[Document transcript data]
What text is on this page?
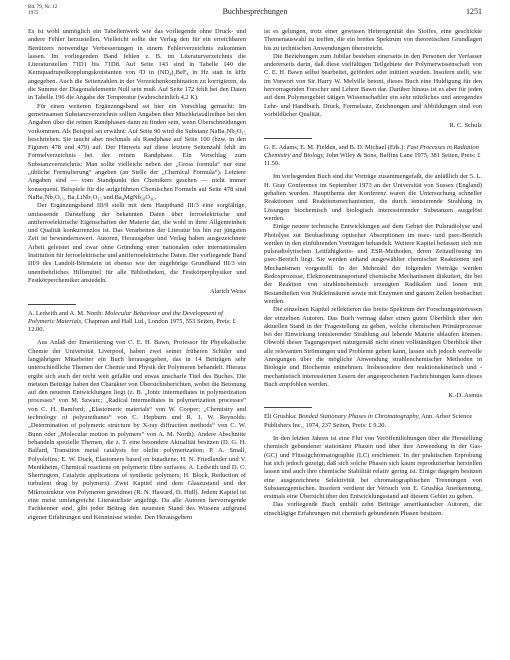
Bd. 79, Nr. 12
1975	Buchbesprechungen	1251

Es ist wohl unmöglich ein Tabellenwerk wie das vorliegende ohne Druck- und andere Fehler herzustellen. Vielleicht sollte der Verlag den für ein erreichbaren Benützers notwendige Verbesserungen in einem Fehlerverzeichnis zukommen lassen. Im vorliegenden Band fehlen z. B. im Literaturverzeichnis die Literaturstellen 71D1 bis 71D8. Auf Seite 143 sind in Tabelle 140 die Kernquadrupolkopplungskonstanten von ²D in (ND₄)₂BeF₄ in Hz statt in kHz angegeben. Auch die Seitenzahlen in der Vorzeichenkombination zu korrigieren, da die Summe der Diagonalelemente Null sein muß. Auf Seite 172 fehlt bei den Daten in Tabelle 196 die Angabe der Temperatur (wahrscheinlich 4.2 K).

Für einen weiteren Ergänzungsband sei hier ein Vorschlag gemacht: Im gemeinsamen Substanzverzeichnis sollten Angaben über Mischkristallreihen bei den Angaben über die reinen Randphasen dann zu finden sein, wenn Überschneidungen vorkommen. Als Beispiel sei erwähnt: Auf Seite 90 wird die Substanz NaBa₂Nb₅O₁₅ beschrieben. Sie taucht aber nochmals als Randphase auf Seite 100 (bzw. in den Figuren 478 und 479) auf. Der Hinweis auf diese letztere Seitenzahl fehlt im Formelverzeichnis bei der reinen Randphase. Ein Vorschlag zum Substanzverzeichnis: Man sollte vielleicht neben der „Gross formula“ nur eine „übliche Formulierung“ angeben (an Stelle der „Chemical Formula“). Letztere Angaben sind — vom Standpunkt des Chemikers gesehen — nicht immer konsequent. Beispiele für die aufgeführten Chemischen Formeln auf Seite 478 sind NaBa₂Nb₅O₁₅, Ba₂LiNb₅O₁₅ und Ba₄MgNb₁₀O₃₀.

Der Ergänzungsband III/9 stellt mit dem Hauptband III/3 eine sorgfältige, umfassende Darstellung der bekannten Daten über ferroelektrische und antiferroelektrische Eigenschaften der Materie dar, die wohl in ihrer Allgemeinheit und Qualität konkurrenzlos ist. Das Verarbeiten der Literatur bis hin zur jüngsten Zeit ist bewundernswert. Autoren, Herausgeber und Verlag haben ausgezeichnete Arbeit geleistet und zwar ohne Gründung einer nationalen oder internationalen Institution für ferroelektrische und antiferroelektrische Daten. Der vorliegende Band III/9 des Landolt-Börnstein ist ebenso wie der zugehörige Grundband III/3 ein unentbehrliches Hilfsmittel für alle Bibliotheken, die Festkörperphysiker und Festkörperchemiker ansiedeln.

Alarich Weiss
A. Ledwith and A. M. North: Molecular Behaviour and the Development of Polymeric Materials, Chapman and Hall Ltd., London 1975, 553 Seiten, Preis: £ 12.00.

Aus Anlaß der Emeritierung von C. E. H. Bawn, Professor für Physikalische Chemie der Universität Liverpool, haben zwei seiner früheren Schüler und langjährigen Mitarbeiter ein Buch herausgegeben, das in 14 Beiträgen sehr unterschiedliche Themen der Chemie und Physik der Polymeren behandelt. Hieraus ergibt sich auch der recht weit gefaßte und etwas unscharfe Titel des Buches. Die meisten Beiträge haben den Charakter von Übersichtsberichten, wobei die Betonung auf den neueren Entwicklungen liegt (z. B. „Ionic intermediates in polymerization processes“ von M. Szwarc; „Radical intermediates in polymerization processes“ von C. H. Bamford; „Elastomeric materials“ von W. Cooper; „Chemistry and technology of polyurethanes“ von C. Hepburn und R. J. W. Reynolds; „Determination of polymeric structure by X-ray diffraction methods“ von C. W. Bunn oder „Molecular motion in polymers“ von A. M. North). Andere Abschnitte behandeln spezielle Themen, die z. T. eine besondere Aktualität besitzen (D. G. H. Ballard, Transition metal catalysts for olefin polymerization; P. A. Small, Polyolefins; E. W. Duck, Elastomers based on butadiene; H. N. Friedlander und V. Menikheim, Chemical reactions on polymeric fibre surfaces; A. Ledwith und D. C. Sherrington, Catalytic applications of synthetic polymers; H. Block, Reduction of turbulent drag by polymers). Zwei Kapitel sind dem Glaszustand und der Mikrostruktur von Polymeren gewidmet (R. N. Haward, D. Hull). Jedem Kapitel ist eine meist umfangreiche Literaturliste angefügt. Da alle Autoren hervorragende Fachkenner sind, gibt jeder Beitrag den neuesten Stand des Wissens aufgrund eigener Erfahrungen und Kenntnisse wieder. Den Herausgebern

ist es gelungen, trotz einer gewissen Heterogenität des Stoffes, eine geschickte Themenauswahl zu treffen, die ein breites Spektrum von theoretischen Grundlagen bis zu technischen Anwendungen überstreicht.

Die Beziehungen zum Jubilar bestehen einerseits in den Personen der Verfasser andererseits darin, daß diese vielfältigen Teilgebiete der Polymerwissenschaft von C. E. H. Bawn selbst bearbeitet, gefördert oder initiiert wurden. Insofern stellt, wie im Vorwort von Sir Harry W. Melville betont, dieses Buch eine Huldigung für den hervorragenden Forscher und Lehrer Bawn dar. Darüber hinaus ist es aber für jeden auf dem Polymergebiet tätigen Wissenschaftler ein sehr nützliches und anregendes Lehr- und Handbuch. Druck, Formelsatz, Zeichnungen und Abbildungen sind von vorbildlicher Qualität.

R. C. Schulz
G. E. Adams, E. M. Fielden, and B. D. Michael (Eds.): Fast Processes in Radiation Chemistry and Biology, John Wiley & Sons, Baffins Lane 1975, 381 Seiten, Preis: £ 11.50.

Im vorliegenden Buch sind die Vorträge zusammengefaßt, die anläßlich der 5. L. H. Gray Conference im September 1973 an der Universität von Sussex (England) gehalten wurden. Hauptthema der Konferenz waren die Untersuchung schneller Reaktionen und Reaktionsmechanismen, die durch ionisierende Strahlung in Lösungen biochemisch und biologisch interessierender Substanzen ausgelöst werden.

Einige neuere technische Entwicklungen auf dem Gebiet der Pulsradiolyse und Photolyse zur Beobachtung optischer Absorptionen im nsec- und psec-Bereich werden in den einführenden Vorträgen behandelt. Weitere Kapitel befassen sich mit pulsradiolytischen Leitfähigkeits- und ESR-Methoden, deren Zeitauflösung im µsec-Bereich liegt. Sie werden anhand ausgewählter chemischer Reaktionen und Mechanismen vorgestellt. In der Mehrzahl der folgenden Vorträge werden Redoxprozesse, Elektronentransportund chemische Mechanismen diskutiert, die bei der Reaktion von strahlenchemisch erzeugten Radikalen und Ionen mit Bestandteilen von Nukleinsäuren sowie mit Enzymen und ganzen Zellen beobachtet werden.

Die einzelnen Kapitel reflektieren das breite Spektrum der Forschungsinteressen der einzelnen Autoren. Das Buch vermag daher einen guten Überblick über den aktuellen Stand in der Fragestellung zu geben, welche chemischen Primärprozesse bei der Einwirkung ionisierender Strahlung auf lebende Materie ablaufen können. Obwohl dieser Tagungsreport naturgemäß nicht einen vollständigen Überblick über alle relevanten Strömungen und Probleme geben kann, lassen sich jedoch wertvolle Anregungen über die mögliche Anwendung strahlenchemischer Methoden in Biologie und Biochemie entnehmen. Insbesondere den reaktionskinetisch und -mechanistisch interessierten Lesern der angesprochenen Fachrichtungen kann dieses Buch empfohlen werden.

K.-D. Asmus
Eli Grushka: Bonded Stationary Phases in Chromatography, Ann. Arbor Science Publishers Inc., 1974, 237 Seiten, Preis: £ 9.20.

In den letzten Jahren ist eine Flut von Veröffentlichungen über die Herstellung chemisch gebundener stationärer Phasen und über ihre Anwendung in der Gas- (GC) und Flüssigchromatographie (LC) erschienen. In der praktischen Erprobung hat sich jedoch gezeigt, daß sich solche Phasen sich kaum reproduzierbar herstellen lassen und auch ihre chemische Stabilität relativ gering ist. Einige dagegen besitzen eine ausgezeichnete Selektivität bei chromatographischen Trennungen von Substanzgemischen. Insofern verdient der Versuch von E. Grushka Anerkennung, erstmals eine Übersicht über den Entwicklungsstand auf diesem Gebiet zu geben.

Das vorliegende Buch enthält zehn Beiträge amerikanischer Autoren, die einschlägige Erfahrungen mit chemisch gebundenen Phasen besitzen.
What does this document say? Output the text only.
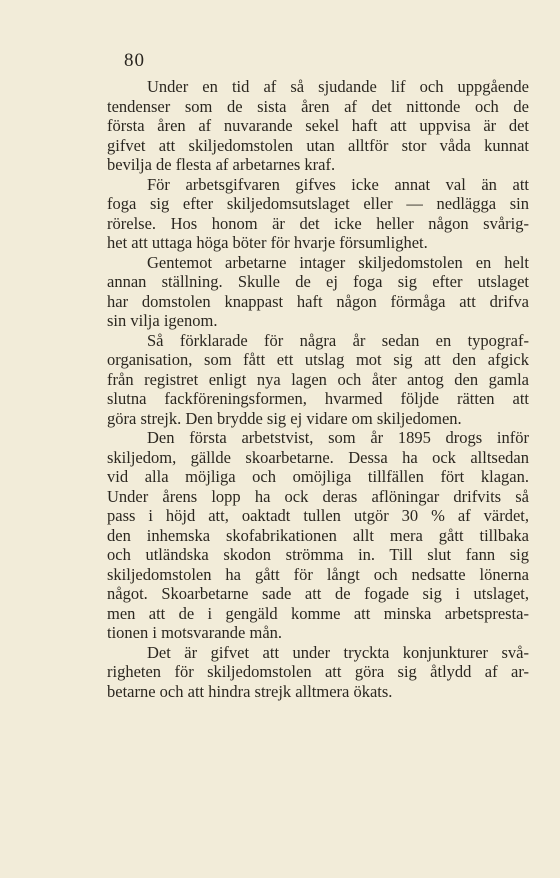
80
Under en tid af så sjudande lif och uppgående
tendenser som de sista åren af det nittonde och de
första åren af nuvarande sekel haft att uppvisa är det
gifvet att skiljedomstolen utan alltför stor våda kunnat
bevilja de flesta af arbetarnes kraf.
För arbetsgifvaren gifves icke annat val än att
foga sig efter skiljedomsutslaget eller — nedlägga sin
rörelse. Hos honom är det icke heller någon svårig-
het att uttaga höga böter för hvarje försumlighet.
Gentemot arbetarne intager skiljedomstolen en helt
annan ställning. Skulle de ej foga sig efter utslaget
har domstolen knappast haft någon förmåga att drifva
sin vilja igenom.
Så förklarade för några år sedan en typograf-
organisation, som fått ett utslag mot sig att den afgick
från registret enligt nya lagen och åter antog den gamla
slutna fackföreningsformen, hvarmed följde rätten att
göra strejk. Den brydde sig ej vidare om skiljedomen.
Den första arbetstvist, som år 1895 drogs inför
skiljedom, gällde skoarbetarne. Dessa ha ock alltsedan
vid alla möjliga och omöjliga tillfällen fört klagan.
Under årens lopp ha ock deras aflöningar drifvits så
pass i höjd att, oaktadt tullen utgör 30 % af värdet,
den inhemska skofabrikationen allt mera gått tillbaka
och utländska skodon strömma in. Till slut fann sig
skiljedomstolen ha gått för långt och nedsatte lönerna
något. Skoarbetarne sade att de fogade sig i utslaget,
men att de i gengäld komme att minska arbetspresta-
tionen i motsvarande mån.
Det är gifvet att under tryckta konjunkturer svå-
righeten för skiljedomstolen att göra sig åtlydd af ar-
betarne och att hindra strejk alltmera ökats.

DESCRIPTION OF THE TASK:
The range runs from the line containing "What does this" through the end of the entries; print those lines exactly and leave the pictures out.

SOLUTION:
What does this document say? Output the text only.
80
Under en tid af så sjudande lif och uppgående
tendenser som de sista åren af det nittonde och de
första åren af nuvarande sekel haft att uppvisa är det
gifvet att skiljedomstolen utan alltför stor våda kunnat
bevilja de flesta af arbetarnes kraf.
För arbetsgifvaren gifves icke annat val än att
foga sig efter skiljedomsutslaget eller — nedlägga sin
rörelse. Hos honom är det icke heller någon svårig-
het att uttaga höga böter för hvarje försumlighet.
Gentemot arbetarne intager skiljedomstolen en helt
annan ställning. Skulle de ej foga sig efter utslaget
har domstolen knappast haft någon förmåga att drifva
sin vilja igenom.
Så förklarade för några år sedan en typograf-
organisation, som fått ett utslag mot sig att den afgick
från registret enligt nya lagen och åter antog den gamla
slutna fackföreningsformen, hvarmed följde rätten att
göra strejk. Den brydde sig ej vidare om skiljedomen.
Den första arbetstvist, som år 1895 drogs inför
skiljedom, gällde skoarbetarne. Dessa ha ock alltsedan
vid alla möjliga och omöjliga tillfällen fört klagan.
Under årens lopp ha ock deras aflöningar drifvits så
pass i höjd att, oaktadt tullen utgör 30 % af värdet,
den inhemska skofabrikationen allt mera gått tillbaka
och utländska skodon strömma in. Till slut fann sig
skiljedomstolen ha gått för långt och nedsatte lönerna
något. Skoarbetarne sade att de fogade sig i utslaget,
men att de i gengäld komme att minska arbetspresta-
tionen i motsvarande mån.
Det är gifvet att under tryckta konjunkturer svå-
righeten för skiljedomstolen att göra sig åtlydd af ar-
betarne och att hindra strejk alltmera ökats.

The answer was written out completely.